### DIRECTION
Copy out the material below in full, but not its images.

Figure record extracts
##########

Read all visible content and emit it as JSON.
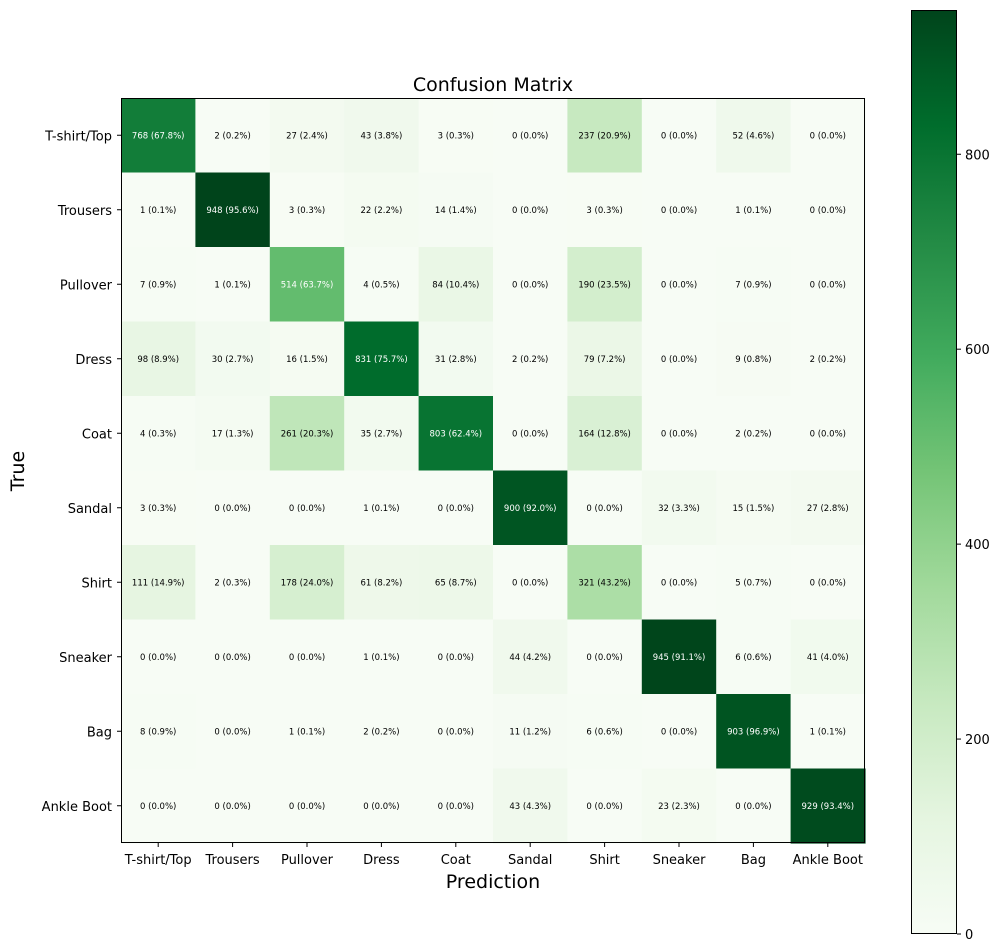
{
  "chart_data": {
    "type": "heatmap",
    "title": "Confusion Matrix",
    "xlabel": "Prediction",
    "ylabel": "True",
    "x_categories": [
      "T-shirt/Top",
      "Trousers",
      "Pullover",
      "Dress",
      "Coat",
      "Sandal",
      "Shirt",
      "Sneaker",
      "Bag",
      "Ankle Boot"
    ],
    "y_categories": [
      "T-shirt/Top",
      "Trousers",
      "Pullover",
      "Dress",
      "Coat",
      "Sandal",
      "Shirt",
      "Sneaker",
      "Bag",
      "Ankle Boot"
    ],
    "values": [
      [
        768,
        2,
        27,
        43,
        3,
        0,
        237,
        0,
        52,
        0
      ],
      [
        1,
        948,
        3,
        22,
        14,
        0,
        3,
        0,
        1,
        0
      ],
      [
        7,
        1,
        514,
        4,
        84,
        0,
        190,
        0,
        7,
        0
      ],
      [
        98,
        30,
        16,
        831,
        31,
        2,
        79,
        0,
        9,
        2
      ],
      [
        4,
        17,
        261,
        35,
        803,
        0,
        164,
        0,
        2,
        0
      ],
      [
        3,
        0,
        0,
        1,
        0,
        900,
        0,
        32,
        15,
        27
      ],
      [
        111,
        2,
        178,
        61,
        65,
        0,
        321,
        0,
        5,
        0
      ],
      [
        0,
        0,
        0,
        1,
        0,
        44,
        0,
        945,
        6,
        41
      ],
      [
        8,
        0,
        1,
        2,
        0,
        11,
        6,
        0,
        903,
        1
      ],
      [
        0,
        0,
        0,
        0,
        0,
        43,
        0,
        23,
        0,
        929
      ]
    ],
    "cell_labels": [
      [
        "768 (67.8%)",
        "2 (0.2%)",
        "27 (2.4%)",
        "43 (3.8%)",
        "3 (0.3%)",
        "0 (0.0%)",
        "237 (20.9%)",
        "0 (0.0%)",
        "52 (4.6%)",
        "0 (0.0%)"
      ],
      [
        "1 (0.1%)",
        "948 (95.6%)",
        "3 (0.3%)",
        "22 (2.2%)",
        "14 (1.4%)",
        "0 (0.0%)",
        "3 (0.3%)",
        "0 (0.0%)",
        "1 (0.1%)",
        "0 (0.0%)"
      ],
      [
        "7 (0.9%)",
        "1 (0.1%)",
        "514 (63.7%)",
        "4 (0.5%)",
        "84 (10.4%)",
        "0 (0.0%)",
        "190 (23.5%)",
        "0 (0.0%)",
        "7 (0.9%)",
        "0 (0.0%)"
      ],
      [
        "98 (8.9%)",
        "30 (2.7%)",
        "16 (1.5%)",
        "831 (75.7%)",
        "31 (2.8%)",
        "2 (0.2%)",
        "79 (7.2%)",
        "0 (0.0%)",
        "9 (0.8%)",
        "2 (0.2%)"
      ],
      [
        "4 (0.3%)",
        "17 (1.3%)",
        "261 (20.3%)",
        "35 (2.7%)",
        "803 (62.4%)",
        "0 (0.0%)",
        "164 (12.8%)",
        "0 (0.0%)",
        "2 (0.2%)",
        "0 (0.0%)"
      ],
      [
        "3 (0.3%)",
        "0 (0.0%)",
        "0 (0.0%)",
        "1 (0.1%)",
        "0 (0.0%)",
        "900 (92.0%)",
        "0 (0.0%)",
        "32 (3.3%)",
        "15 (1.5%)",
        "27 (2.8%)"
      ],
      [
        "111 (14.9%)",
        "2 (0.3%)",
        "178 (24.0%)",
        "61 (8.2%)",
        "65 (8.7%)",
        "0 (0.0%)",
        "321 (43.2%)",
        "0 (0.0%)",
        "5 (0.7%)",
        "0 (0.0%)"
      ],
      [
        "0 (0.0%)",
        "0 (0.0%)",
        "0 (0.0%)",
        "1 (0.1%)",
        "0 (0.0%)",
        "44 (4.2%)",
        "0 (0.0%)",
        "945 (91.1%)",
        "6 (0.6%)",
        "41 (4.0%)"
      ],
      [
        "8 (0.9%)",
        "0 (0.0%)",
        "1 (0.1%)",
        "2 (0.2%)",
        "0 (0.0%)",
        "11 (1.2%)",
        "6 (0.6%)",
        "0 (0.0%)",
        "903 (96.9%)",
        "1 (0.1%)"
      ],
      [
        "0 (0.0%)",
        "0 (0.0%)",
        "0 (0.0%)",
        "0 (0.0%)",
        "0 (0.0%)",
        "43 (4.3%)",
        "0 (0.0%)",
        "23 (2.3%)",
        "0 (0.0%)",
        "929 (93.4%)"
      ]
    ],
    "colormap": "Greens",
    "color_range": [
      0,
      948
    ],
    "colorbar_ticks": [
      0,
      200,
      400,
      600,
      800
    ],
    "colorbar_tick_labels": [
      "0",
      "200",
      "400",
      "600",
      "800"
    ],
    "grid": false,
    "legend": "colorbar-right"
  }
}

##########

### EXERCISE OUTPUT
Read all visible content and emit it as JSON.
{
  "chart_data": {
    "type": "heatmap",
    "title": "Confusion Matrix",
    "xlabel": "Prediction",
    "ylabel": "True",
    "x_categories": [
      "T-shirt/Top",
      "Trousers",
      "Pullover",
      "Dress",
      "Coat",
      "Sandal",
      "Shirt",
      "Sneaker",
      "Bag",
      "Ankle Boot"
    ],
    "y_categories": [
      "T-shirt/Top",
      "Trousers",
      "Pullover",
      "Dress",
      "Coat",
      "Sandal",
      "Shirt",
      "Sneaker",
      "Bag",
      "Ankle Boot"
    ],
    "values": [
      [
        768,
        2,
        27,
        43,
        3,
        0,
        237,
        0,
        52,
        0
      ],
      [
        1,
        948,
        3,
        22,
        14,
        0,
        3,
        0,
        1,
        0
      ],
      [
        7,
        1,
        514,
        4,
        84,
        0,
        190,
        0,
        7,
        0
      ],
      [
        98,
        30,
        16,
        831,
        31,
        2,
        79,
        0,
        9,
        2
      ],
      [
        4,
        17,
        261,
        35,
        803,
        0,
        164,
        0,
        2,
        0
      ],
      [
        3,
        0,
        0,
        1,
        0,
        900,
        0,
        32,
        15,
        27
      ],
      [
        111,
        2,
        178,
        61,
        65,
        0,
        321,
        0,
        5,
        0
      ],
      [
        0,
        0,
        0,
        1,
        0,
        44,
        0,
        945,
        6,
        41
      ],
      [
        8,
        0,
        1,
        2,
        0,
        11,
        6,
        0,
        903,
        1
      ],
      [
        0,
        0,
        0,
        0,
        0,
        43,
        0,
        23,
        0,
        929
      ]
    ],
    "cell_labels": [
      [
        "768 (67.8%)",
        "2 (0.2%)",
        "27 (2.4%)",
        "43 (3.8%)",
        "3 (0.3%)",
        "0 (0.0%)",
        "237 (20.9%)",
        "0 (0.0%)",
        "52 (4.6%)",
        "0 (0.0%)"
      ],
      [
        "1 (0.1%)",
        "948 (95.6%)",
        "3 (0.3%)",
        "22 (2.2%)",
        "14 (1.4%)",
        "0 (0.0%)",
        "3 (0.3%)",
        "0 (0.0%)",
        "1 (0.1%)",
        "0 (0.0%)"
      ],
      [
        "7 (0.9%)",
        "1 (0.1%)",
        "514 (63.7%)",
        "4 (0.5%)",
        "84 (10.4%)",
        "0 (0.0%)",
        "190 (23.5%)",
        "0 (0.0%)",
        "7 (0.9%)",
        "0 (0.0%)"
      ],
      [
        "98 (8.9%)",
        "30 (2.7%)",
        "16 (1.5%)",
        "831 (75.7%)",
        "31 (2.8%)",
        "2 (0.2%)",
        "79 (7.2%)",
        "0 (0.0%)",
        "9 (0.8%)",
        "2 (0.2%)"
      ],
      [
        "4 (0.3%)",
        "17 (1.3%)",
        "261 (20.3%)",
        "35 (2.7%)",
        "803 (62.4%)",
        "0 (0.0%)",
        "164 (12.8%)",
        "0 (0.0%)",
        "2 (0.2%)",
        "0 (0.0%)"
      ],
      [
        "3 (0.3%)",
        "0 (0.0%)",
        "0 (0.0%)",
        "1 (0.1%)",
        "0 (0.0%)",
        "900 (92.0%)",
        "0 (0.0%)",
        "32 (3.3%)",
        "15 (1.5%)",
        "27 (2.8%)"
      ],
      [
        "111 (14.9%)",
        "2 (0.3%)",
        "178 (24.0%)",
        "61 (8.2%)",
        "65 (8.7%)",
        "0 (0.0%)",
        "321 (43.2%)",
        "0 (0.0%)",
        "5 (0.7%)",
        "0 (0.0%)"
      ],
      [
        "0 (0.0%)",
        "0 (0.0%)",
        "0 (0.0%)",
        "1 (0.1%)",
        "0 (0.0%)",
        "44 (4.2%)",
        "0 (0.0%)",
        "945 (91.1%)",
        "6 (0.6%)",
        "41 (4.0%)"
      ],
      [
        "8 (0.9%)",
        "0 (0.0%)",
        "1 (0.1%)",
        "2 (0.2%)",
        "0 (0.0%)",
        "11 (1.2%)",
        "6 (0.6%)",
        "0 (0.0%)",
        "903 (96.9%)",
        "1 (0.1%)"
      ],
      [
        "0 (0.0%)",
        "0 (0.0%)",
        "0 (0.0%)",
        "0 (0.0%)",
        "0 (0.0%)",
        "43 (4.3%)",
        "0 (0.0%)",
        "23 (2.3%)",
        "0 (0.0%)",
        "929 (93.4%)"
      ]
    ],
    "colormap": "Greens",
    "color_range": [
      0,
      948
    ],
    "colorbar_ticks": [
      0,
      200,
      400,
      600,
      800
    ],
    "colorbar_tick_labels": [
      "0",
      "200",
      "400",
      "600",
      "800"
    ],
    "grid": false,
    "legend": "colorbar-right"
  }
}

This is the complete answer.